==== Provided data ====
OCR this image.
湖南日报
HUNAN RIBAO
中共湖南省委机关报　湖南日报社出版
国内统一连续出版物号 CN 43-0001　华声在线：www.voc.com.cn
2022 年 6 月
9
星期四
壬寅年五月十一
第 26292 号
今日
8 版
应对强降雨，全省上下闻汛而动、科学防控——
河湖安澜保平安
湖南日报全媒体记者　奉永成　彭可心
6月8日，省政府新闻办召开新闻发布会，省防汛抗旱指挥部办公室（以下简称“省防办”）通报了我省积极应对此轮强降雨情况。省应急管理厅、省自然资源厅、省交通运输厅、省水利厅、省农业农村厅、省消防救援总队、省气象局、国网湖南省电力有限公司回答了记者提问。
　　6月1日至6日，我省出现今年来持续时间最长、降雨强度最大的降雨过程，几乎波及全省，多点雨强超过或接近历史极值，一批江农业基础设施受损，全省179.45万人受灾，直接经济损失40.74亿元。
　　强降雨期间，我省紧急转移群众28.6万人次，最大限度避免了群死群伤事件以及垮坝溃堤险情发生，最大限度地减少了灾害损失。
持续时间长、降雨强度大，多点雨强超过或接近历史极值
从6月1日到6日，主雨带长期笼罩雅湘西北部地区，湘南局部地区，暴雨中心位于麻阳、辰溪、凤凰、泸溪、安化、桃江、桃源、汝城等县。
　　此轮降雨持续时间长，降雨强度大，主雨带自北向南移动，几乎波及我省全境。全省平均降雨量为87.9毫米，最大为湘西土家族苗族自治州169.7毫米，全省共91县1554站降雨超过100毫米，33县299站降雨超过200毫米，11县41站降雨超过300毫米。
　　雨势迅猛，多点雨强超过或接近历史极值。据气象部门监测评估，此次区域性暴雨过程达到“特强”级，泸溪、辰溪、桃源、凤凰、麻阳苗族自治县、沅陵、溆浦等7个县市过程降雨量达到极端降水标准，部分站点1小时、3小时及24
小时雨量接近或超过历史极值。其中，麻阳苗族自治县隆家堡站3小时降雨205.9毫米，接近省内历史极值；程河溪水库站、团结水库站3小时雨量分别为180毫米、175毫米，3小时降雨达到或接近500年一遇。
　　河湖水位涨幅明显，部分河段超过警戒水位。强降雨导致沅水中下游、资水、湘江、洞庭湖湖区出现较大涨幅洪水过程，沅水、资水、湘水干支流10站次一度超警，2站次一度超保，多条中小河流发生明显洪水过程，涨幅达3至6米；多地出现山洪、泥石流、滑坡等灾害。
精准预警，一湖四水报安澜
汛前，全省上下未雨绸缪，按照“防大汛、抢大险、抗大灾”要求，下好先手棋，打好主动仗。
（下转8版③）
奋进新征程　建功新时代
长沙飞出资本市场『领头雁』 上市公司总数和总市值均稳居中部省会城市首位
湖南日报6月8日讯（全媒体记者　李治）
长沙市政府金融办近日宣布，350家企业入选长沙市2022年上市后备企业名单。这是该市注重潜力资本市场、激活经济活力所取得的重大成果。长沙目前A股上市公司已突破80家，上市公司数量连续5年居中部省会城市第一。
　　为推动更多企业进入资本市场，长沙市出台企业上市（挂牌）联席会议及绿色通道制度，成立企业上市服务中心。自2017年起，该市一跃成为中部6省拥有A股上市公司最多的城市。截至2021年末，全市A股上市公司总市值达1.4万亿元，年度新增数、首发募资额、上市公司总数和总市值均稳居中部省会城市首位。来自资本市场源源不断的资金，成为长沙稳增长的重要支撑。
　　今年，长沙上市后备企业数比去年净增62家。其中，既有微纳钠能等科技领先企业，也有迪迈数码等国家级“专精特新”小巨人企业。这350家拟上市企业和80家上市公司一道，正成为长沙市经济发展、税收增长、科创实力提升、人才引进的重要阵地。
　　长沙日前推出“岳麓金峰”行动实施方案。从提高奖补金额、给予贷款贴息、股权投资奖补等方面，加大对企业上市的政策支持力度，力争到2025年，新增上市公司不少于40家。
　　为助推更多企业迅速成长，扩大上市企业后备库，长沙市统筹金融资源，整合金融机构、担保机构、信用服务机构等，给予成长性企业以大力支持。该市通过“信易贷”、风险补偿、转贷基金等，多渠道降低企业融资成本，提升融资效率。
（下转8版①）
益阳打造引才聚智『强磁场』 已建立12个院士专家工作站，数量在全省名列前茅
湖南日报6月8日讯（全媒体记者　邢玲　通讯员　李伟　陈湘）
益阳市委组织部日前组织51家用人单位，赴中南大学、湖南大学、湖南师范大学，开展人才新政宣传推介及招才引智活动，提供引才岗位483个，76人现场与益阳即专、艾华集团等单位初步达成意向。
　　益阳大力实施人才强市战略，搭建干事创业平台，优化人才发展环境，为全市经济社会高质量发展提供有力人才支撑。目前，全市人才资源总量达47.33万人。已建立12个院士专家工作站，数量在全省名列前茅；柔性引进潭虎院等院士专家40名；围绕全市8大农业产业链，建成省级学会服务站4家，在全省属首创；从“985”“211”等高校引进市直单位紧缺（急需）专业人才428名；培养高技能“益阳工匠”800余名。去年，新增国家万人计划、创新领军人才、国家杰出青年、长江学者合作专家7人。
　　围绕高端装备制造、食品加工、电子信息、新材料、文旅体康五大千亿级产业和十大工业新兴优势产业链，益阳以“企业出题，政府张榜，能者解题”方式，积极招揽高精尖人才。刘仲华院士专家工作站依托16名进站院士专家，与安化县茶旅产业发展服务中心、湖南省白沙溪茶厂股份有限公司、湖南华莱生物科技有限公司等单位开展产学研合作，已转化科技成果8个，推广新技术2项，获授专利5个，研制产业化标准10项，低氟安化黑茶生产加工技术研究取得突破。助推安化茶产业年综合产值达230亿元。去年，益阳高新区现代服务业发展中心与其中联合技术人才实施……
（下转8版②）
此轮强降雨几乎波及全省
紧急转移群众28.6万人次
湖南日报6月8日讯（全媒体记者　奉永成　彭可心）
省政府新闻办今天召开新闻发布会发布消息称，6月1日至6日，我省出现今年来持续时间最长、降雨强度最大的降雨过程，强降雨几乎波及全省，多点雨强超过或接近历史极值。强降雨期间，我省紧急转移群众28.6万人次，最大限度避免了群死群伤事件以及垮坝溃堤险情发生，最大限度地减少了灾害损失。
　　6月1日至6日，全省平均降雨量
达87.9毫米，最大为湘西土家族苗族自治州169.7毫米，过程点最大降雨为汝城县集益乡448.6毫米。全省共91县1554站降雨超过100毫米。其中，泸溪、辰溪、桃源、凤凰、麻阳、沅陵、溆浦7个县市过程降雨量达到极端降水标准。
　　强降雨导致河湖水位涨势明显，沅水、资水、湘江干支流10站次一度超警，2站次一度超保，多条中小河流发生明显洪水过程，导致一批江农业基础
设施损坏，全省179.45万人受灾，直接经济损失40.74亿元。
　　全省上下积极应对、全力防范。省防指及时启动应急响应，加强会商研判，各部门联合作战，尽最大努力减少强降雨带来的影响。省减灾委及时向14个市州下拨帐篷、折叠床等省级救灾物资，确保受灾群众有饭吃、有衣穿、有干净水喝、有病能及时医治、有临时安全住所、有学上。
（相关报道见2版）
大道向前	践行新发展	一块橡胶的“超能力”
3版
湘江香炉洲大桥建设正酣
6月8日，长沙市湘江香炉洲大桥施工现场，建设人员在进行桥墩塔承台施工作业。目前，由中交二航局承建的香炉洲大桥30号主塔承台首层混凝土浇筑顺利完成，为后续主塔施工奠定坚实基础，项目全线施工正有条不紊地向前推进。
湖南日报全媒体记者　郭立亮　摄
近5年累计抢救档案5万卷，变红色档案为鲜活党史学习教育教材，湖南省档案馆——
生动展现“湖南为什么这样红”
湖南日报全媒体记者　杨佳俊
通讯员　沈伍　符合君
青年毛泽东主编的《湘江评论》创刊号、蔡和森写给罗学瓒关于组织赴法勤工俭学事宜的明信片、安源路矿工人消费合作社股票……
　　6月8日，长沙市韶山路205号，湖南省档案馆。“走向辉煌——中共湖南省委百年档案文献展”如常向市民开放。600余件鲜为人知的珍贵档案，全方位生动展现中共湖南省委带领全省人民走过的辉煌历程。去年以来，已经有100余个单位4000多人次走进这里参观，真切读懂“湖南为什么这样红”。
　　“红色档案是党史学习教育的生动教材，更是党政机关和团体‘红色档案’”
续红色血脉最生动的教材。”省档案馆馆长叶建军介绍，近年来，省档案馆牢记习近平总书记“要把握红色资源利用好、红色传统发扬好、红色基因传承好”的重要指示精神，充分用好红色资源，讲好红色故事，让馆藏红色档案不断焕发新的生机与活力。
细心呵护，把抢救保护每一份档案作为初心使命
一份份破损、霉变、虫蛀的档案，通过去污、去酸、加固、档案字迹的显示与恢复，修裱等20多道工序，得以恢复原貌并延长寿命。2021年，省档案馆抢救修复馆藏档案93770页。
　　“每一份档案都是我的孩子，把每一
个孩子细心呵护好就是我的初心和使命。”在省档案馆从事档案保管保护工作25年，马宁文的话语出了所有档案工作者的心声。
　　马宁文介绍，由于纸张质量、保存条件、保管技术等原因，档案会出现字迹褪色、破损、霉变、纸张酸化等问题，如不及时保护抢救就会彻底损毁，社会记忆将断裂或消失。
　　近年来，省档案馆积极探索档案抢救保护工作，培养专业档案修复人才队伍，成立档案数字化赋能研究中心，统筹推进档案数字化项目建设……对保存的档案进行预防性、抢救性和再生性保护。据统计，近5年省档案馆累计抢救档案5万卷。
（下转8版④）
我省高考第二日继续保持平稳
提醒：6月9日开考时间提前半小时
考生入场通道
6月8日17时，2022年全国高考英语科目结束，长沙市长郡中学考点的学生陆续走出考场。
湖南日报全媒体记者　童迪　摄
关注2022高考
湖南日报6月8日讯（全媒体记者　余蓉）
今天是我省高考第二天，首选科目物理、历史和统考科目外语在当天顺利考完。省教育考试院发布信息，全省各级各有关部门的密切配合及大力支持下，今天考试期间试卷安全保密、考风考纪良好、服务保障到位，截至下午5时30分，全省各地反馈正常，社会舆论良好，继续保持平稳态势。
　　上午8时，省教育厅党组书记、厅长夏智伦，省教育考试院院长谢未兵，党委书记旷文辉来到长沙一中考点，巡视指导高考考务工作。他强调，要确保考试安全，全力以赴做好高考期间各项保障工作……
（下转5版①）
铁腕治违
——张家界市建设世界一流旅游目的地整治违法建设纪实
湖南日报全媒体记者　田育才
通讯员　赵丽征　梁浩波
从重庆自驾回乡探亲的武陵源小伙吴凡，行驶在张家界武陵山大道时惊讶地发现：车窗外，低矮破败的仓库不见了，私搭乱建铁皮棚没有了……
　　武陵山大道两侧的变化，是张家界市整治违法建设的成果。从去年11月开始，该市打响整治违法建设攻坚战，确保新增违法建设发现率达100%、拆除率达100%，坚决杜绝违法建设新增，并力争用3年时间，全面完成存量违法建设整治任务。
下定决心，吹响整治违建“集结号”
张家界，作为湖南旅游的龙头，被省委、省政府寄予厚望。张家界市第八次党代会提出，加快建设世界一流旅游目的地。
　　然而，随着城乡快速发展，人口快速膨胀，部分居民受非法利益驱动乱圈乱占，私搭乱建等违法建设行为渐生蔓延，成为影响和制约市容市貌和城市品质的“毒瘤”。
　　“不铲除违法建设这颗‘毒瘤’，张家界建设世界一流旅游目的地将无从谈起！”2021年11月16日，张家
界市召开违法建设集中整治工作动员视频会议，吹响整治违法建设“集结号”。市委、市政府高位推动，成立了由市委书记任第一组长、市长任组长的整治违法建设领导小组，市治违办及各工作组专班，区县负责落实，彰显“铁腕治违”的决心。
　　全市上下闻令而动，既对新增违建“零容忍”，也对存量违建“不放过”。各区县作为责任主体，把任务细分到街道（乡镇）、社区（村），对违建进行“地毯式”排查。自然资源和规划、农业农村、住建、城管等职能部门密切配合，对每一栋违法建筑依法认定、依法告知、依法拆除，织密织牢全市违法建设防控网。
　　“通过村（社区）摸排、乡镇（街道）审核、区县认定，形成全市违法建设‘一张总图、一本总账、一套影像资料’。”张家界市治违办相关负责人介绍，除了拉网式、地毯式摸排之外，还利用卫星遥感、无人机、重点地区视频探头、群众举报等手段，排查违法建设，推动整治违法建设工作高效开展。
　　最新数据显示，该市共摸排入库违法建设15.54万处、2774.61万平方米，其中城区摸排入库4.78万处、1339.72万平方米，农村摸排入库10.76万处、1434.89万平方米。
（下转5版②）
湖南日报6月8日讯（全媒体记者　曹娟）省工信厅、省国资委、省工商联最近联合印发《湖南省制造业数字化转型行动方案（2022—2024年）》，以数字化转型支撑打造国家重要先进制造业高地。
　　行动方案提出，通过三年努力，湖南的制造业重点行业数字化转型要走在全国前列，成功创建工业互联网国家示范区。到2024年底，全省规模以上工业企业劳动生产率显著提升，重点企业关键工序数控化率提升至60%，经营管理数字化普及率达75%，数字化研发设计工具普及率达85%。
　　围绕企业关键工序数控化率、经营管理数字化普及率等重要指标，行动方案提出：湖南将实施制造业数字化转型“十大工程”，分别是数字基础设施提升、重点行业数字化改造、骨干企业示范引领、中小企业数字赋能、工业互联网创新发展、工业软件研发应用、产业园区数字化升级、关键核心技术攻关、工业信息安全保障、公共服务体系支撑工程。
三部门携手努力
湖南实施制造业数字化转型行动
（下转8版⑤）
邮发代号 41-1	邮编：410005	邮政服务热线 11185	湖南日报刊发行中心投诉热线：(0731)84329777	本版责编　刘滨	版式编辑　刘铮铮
====
Select the lines that carry the string "最大限度避免了群死群伤事件以及垮坝溃堤险情发生" and copy them.

Completed task:
　　强降雨期间，我省紧急转移群众28.6万人次，最大限度避免了群死群伤事件以及垮坝溃堤险情发生，最大限度地减少了灾害损失。
省政府新闻办今天召开新闻发布会发布消息称，6月1日至6日，我省出现今年来持续时间最长、降雨强度最大的降雨过程，强降雨几乎波及全省，多点雨强超过或接近历史极值。强降雨期间，我省紧急转移群众28.6万人次，最大限度避免了群死群伤事件以及垮坝溃堤险情发生，最大限度地减少了灾害损失。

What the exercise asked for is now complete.